§ **GOAL**: Exclude the pictures and reproduce the remaining data exactly as written.
>> BEGIN SUPPLIED DATA
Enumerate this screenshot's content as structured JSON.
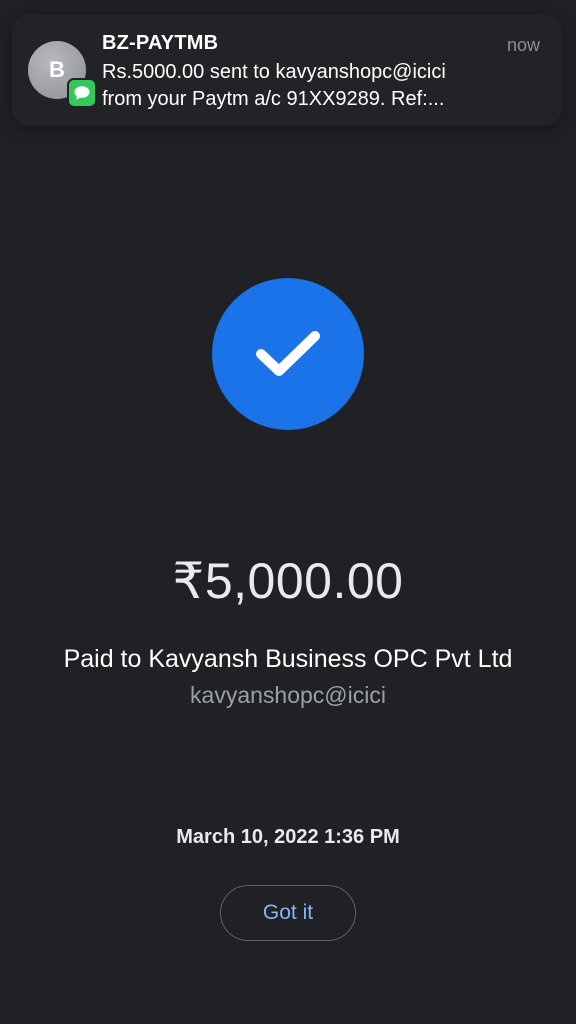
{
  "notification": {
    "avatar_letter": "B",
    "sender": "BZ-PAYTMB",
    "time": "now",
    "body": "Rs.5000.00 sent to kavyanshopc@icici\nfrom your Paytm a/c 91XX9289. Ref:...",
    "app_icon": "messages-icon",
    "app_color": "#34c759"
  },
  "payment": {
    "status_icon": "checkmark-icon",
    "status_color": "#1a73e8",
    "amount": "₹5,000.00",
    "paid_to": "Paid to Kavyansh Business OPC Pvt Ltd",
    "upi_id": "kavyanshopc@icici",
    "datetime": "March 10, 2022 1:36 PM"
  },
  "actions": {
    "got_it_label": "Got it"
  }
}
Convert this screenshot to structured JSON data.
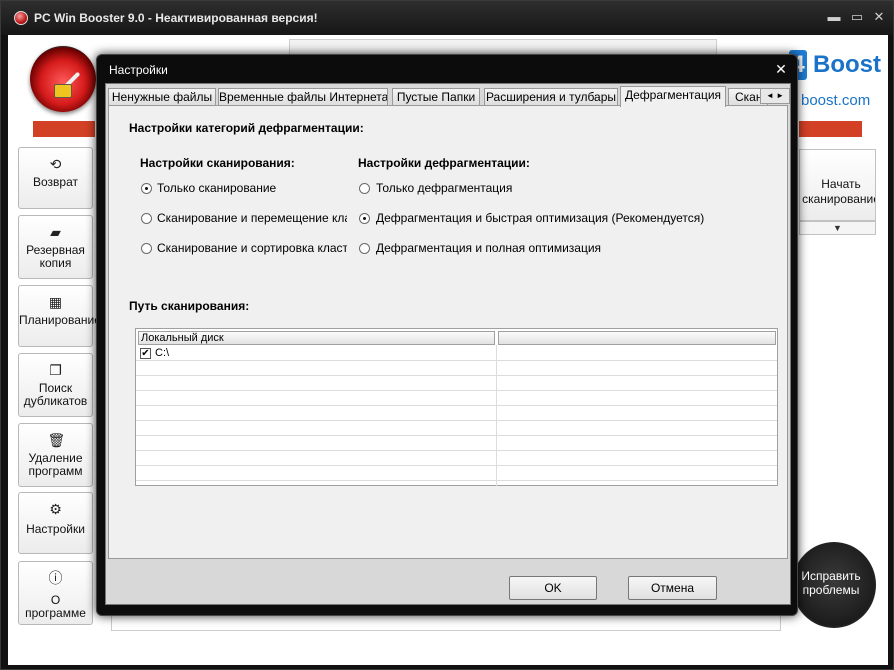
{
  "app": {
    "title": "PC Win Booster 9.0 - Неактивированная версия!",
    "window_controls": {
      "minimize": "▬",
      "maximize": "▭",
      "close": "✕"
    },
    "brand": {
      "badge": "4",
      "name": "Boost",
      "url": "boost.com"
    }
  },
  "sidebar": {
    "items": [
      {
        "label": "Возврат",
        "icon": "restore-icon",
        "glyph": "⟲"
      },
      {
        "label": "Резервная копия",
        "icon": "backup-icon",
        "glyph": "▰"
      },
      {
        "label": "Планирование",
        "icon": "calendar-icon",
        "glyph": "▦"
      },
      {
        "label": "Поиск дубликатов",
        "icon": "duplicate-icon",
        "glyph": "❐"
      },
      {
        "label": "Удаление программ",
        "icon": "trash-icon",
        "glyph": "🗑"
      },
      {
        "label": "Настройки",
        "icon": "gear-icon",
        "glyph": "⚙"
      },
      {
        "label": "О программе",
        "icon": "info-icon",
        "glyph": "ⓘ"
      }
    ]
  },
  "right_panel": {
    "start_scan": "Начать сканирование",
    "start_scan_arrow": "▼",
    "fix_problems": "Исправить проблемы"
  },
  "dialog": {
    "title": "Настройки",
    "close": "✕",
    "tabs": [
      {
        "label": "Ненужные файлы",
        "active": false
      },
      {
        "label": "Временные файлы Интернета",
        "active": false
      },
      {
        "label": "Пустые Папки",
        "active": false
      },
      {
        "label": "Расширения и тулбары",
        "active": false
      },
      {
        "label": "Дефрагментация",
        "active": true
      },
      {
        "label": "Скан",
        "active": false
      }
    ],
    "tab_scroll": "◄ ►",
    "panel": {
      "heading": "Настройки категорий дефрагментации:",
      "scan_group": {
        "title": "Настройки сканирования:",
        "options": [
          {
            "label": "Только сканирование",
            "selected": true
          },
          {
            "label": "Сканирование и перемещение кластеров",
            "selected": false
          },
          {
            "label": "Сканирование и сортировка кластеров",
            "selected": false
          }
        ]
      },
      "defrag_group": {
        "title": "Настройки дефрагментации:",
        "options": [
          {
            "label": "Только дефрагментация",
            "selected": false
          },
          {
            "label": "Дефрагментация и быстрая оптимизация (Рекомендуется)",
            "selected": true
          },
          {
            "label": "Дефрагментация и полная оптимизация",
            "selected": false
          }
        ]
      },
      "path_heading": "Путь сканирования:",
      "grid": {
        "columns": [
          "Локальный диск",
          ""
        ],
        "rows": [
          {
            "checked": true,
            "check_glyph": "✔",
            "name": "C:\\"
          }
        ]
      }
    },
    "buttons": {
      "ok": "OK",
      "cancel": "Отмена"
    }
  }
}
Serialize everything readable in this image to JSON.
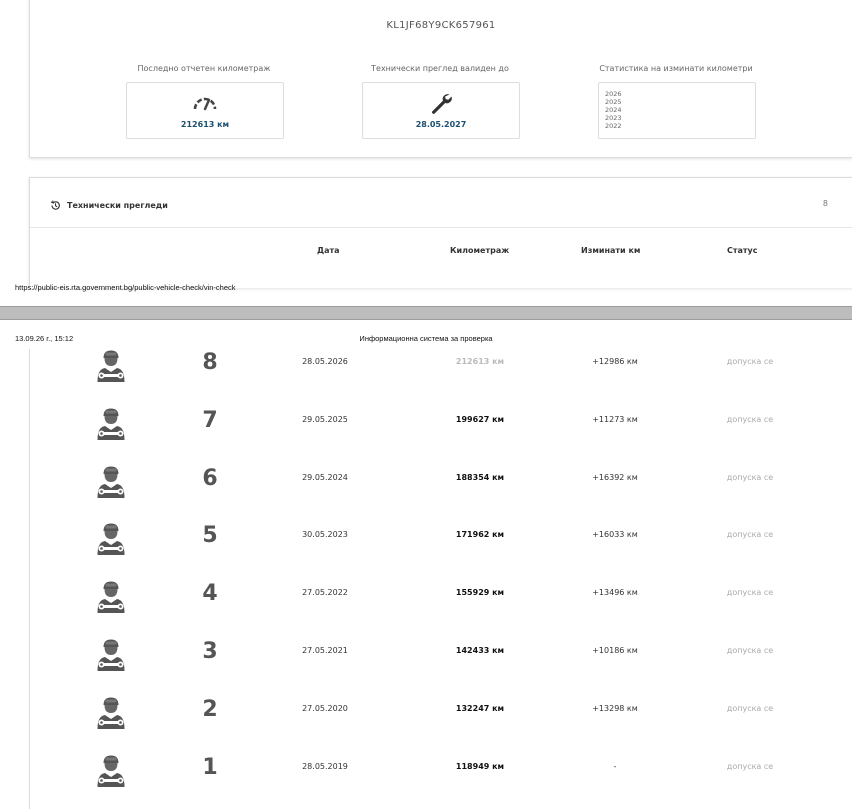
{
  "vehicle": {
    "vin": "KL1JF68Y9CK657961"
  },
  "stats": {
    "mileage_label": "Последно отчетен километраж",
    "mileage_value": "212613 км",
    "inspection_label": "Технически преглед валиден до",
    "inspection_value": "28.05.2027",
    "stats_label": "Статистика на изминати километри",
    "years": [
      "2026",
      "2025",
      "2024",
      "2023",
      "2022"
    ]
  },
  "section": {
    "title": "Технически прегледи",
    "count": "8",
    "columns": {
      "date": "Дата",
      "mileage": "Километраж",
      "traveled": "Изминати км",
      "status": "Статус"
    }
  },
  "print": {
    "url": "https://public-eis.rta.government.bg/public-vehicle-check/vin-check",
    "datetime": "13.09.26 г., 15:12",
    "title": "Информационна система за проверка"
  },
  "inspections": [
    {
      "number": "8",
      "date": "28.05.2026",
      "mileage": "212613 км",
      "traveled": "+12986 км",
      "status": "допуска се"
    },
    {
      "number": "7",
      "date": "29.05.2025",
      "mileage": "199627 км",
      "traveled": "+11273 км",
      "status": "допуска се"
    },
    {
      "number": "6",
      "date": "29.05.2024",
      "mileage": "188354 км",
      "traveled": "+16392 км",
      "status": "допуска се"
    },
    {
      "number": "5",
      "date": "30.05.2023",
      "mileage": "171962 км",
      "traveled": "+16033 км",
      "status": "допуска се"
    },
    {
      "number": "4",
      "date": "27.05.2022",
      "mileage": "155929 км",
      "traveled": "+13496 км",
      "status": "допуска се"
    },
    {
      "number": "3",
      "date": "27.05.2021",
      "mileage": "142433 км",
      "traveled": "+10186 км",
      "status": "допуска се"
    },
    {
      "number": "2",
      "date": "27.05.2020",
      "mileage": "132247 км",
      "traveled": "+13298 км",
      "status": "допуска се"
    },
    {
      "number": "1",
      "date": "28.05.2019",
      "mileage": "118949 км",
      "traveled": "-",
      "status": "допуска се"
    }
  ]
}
>> END SUPPLIED DATA
§ **ANSWER TO THE EXERCISE**:
Enumerate this screenshot's content as structured JSON.
{
  "notification": {
    "avatar_letter": "B",
    "sender": "BZ-PAYTMB",
    "time": "now",
    "body": "Rs.5000.00 sent to kavyanshopc@icici\nfrom your Paytm a/c 91XX9289. Ref:...",
    "app_icon": "messages-icon",
    "app_color": "#34c759"
  },
  "payment": {
    "status_icon": "checkmark-icon",
    "status_color": "#1a73e8",
    "amount": "₹5,000.00",
    "paid_to": "Paid to Kavyansh Business OPC Pvt Ltd",
    "upi_id": "kavyanshopc@icici",
    "datetime": "March 10, 2022 1:36 PM"
  },
  "actions": {
    "got_it_label": "Got it"
  }
}
Convert this screenshot to structured JSON data.
{
  "app": {
    "title": "PC Win Booster 9.0 - Неактивированная версия!",
    "window_controls": {
      "minimize": "▬",
      "maximize": "▭",
      "close": "✕"
    },
    "brand": {
      "badge": "4",
      "name": "Boost",
      "url": "boost.com"
    }
  },
  "sidebar": {
    "items": [
      {
        "label": "Возврат",
        "icon": "restore-icon",
        "glyph": "⟲"
      },
      {
        "label": "Резервная копия",
        "icon": "backup-icon",
        "glyph": "▰"
      },
      {
        "label": "Планирование",
        "icon": "calendar-icon",
        "glyph": "▦"
      },
      {
        "label": "Поиск дубликатов",
        "icon": "duplicate-icon",
        "glyph": "❐"
      },
      {
        "label": "Удаление программ",
        "icon": "trash-icon",
        "glyph": "🗑"
      },
      {
        "label": "Настройки",
        "icon": "gear-icon",
        "glyph": "⚙"
      },
      {
        "label": "О программе",
        "icon": "info-icon",
        "glyph": "ⓘ"
      }
    ]
  },
  "right_panel": {
    "start_scan": "Начать сканирование",
    "start_scan_arrow": "▼",
    "fix_problems": "Исправить проблемы"
  },
  "dialog": {
    "title": "Настройки",
    "close": "✕",
    "tabs": [
      {
        "label": "Ненужные файлы",
        "active": false
      },
      {
        "label": "Временные файлы Интернета",
        "active": false
      },
      {
        "label": "Пустые Папки",
        "active": false
      },
      {
        "label": "Расширения и тулбары",
        "active": false
      },
      {
        "label": "Дефрагментация",
        "active": true
      },
      {
        "label": "Скан",
        "active": false
      }
    ],
    "tab_scroll": "◄ ►",
    "panel": {
      "heading": "Настройки категорий дефрагментации:",
      "scan_group": {
        "title": "Настройки сканирования:",
        "options": [
          {
            "label": "Только сканирование",
            "selected": true
          },
          {
            "label": "Сканирование и перемещение кластеров",
            "selected": false
          },
          {
            "label": "Сканирование и сортировка кластеров",
            "selected": false
          }
        ]
      },
      "defrag_group": {
        "title": "Настройки дефрагментации:",
        "options": [
          {
            "label": "Только дефрагментация",
            "selected": false
          },
          {
            "label": "Дефрагментация и быстрая оптимизация (Рекомендуется)",
            "selected": true
          },
          {
            "label": "Дефрагментация и полная оптимизация",
            "selected": false
          }
        ]
      },
      "path_heading": "Путь сканирования:",
      "grid": {
        "columns": [
          "Локальный диск",
          ""
        ],
        "rows": [
          {
            "checked": true,
            "check_glyph": "✔",
            "name": "C:\\"
          }
        ]
      }
    },
    "buttons": {
      "ok": "OK",
      "cancel": "Отмена"
    }
  }
}
Serialize everything readable in this image to JSON.
{
  "vehicle": {
    "vin": "KL1JF68Y9CK657961"
  },
  "stats": {
    "mileage_label": "Последно отчетен километраж",
    "mileage_value": "212613 км",
    "inspection_label": "Технически преглед валиден до",
    "inspection_value": "28.05.2027",
    "stats_label": "Статистика на изминати километри",
    "years": [
      "2026",
      "2025",
      "2024",
      "2023",
      "2022"
    ]
  },
  "section": {
    "title": "Технически прегледи",
    "count": "8",
    "columns": {
      "date": "Дата",
      "mileage": "Километраж",
      "traveled": "Изминати км",
      "status": "Статус"
    }
  },
  "print": {
    "url": "https://public-eis.rta.government.bg/public-vehicle-check/vin-check",
    "datetime": "13.09.26 г., 15:12",
    "title": "Информационна система за проверка"
  },
  "inspections": [
    {
      "number": "8",
      "date": "28.05.2026",
      "mileage": "212613 км",
      "traveled": "+12986 км",
      "status": "допуска се"
    },
    {
      "number": "7",
      "date": "29.05.2025",
      "mileage": "199627 км",
      "traveled": "+11273 км",
      "status": "допуска се"
    },
    {
      "number": "6",
      "date": "29.05.2024",
      "mileage": "188354 км",
      "traveled": "+16392 км",
      "status": "допуска се"
    },
    {
      "number": "5",
      "date": "30.05.2023",
      "mileage": "171962 км",
      "traveled": "+16033 км",
      "status": "допуска се"
    },
    {
      "number": "4",
      "date": "27.05.2022",
      "mileage": "155929 км",
      "traveled": "+13496 км",
      "status": "допуска се"
    },
    {
      "number": "3",
      "date": "27.05.2021",
      "mileage": "142433 км",
      "traveled": "+10186 км",
      "status": "допуска се"
    },
    {
      "number": "2",
      "date": "27.05.2020",
      "mileage": "132247 км",
      "traveled": "+13298 км",
      "status": "допуска се"
    },
    {
      "number": "1",
      "date": "28.05.2019",
      "mileage": "118949 км",
      "traveled": "-",
      "status": "допуска се"
    }
  ]
}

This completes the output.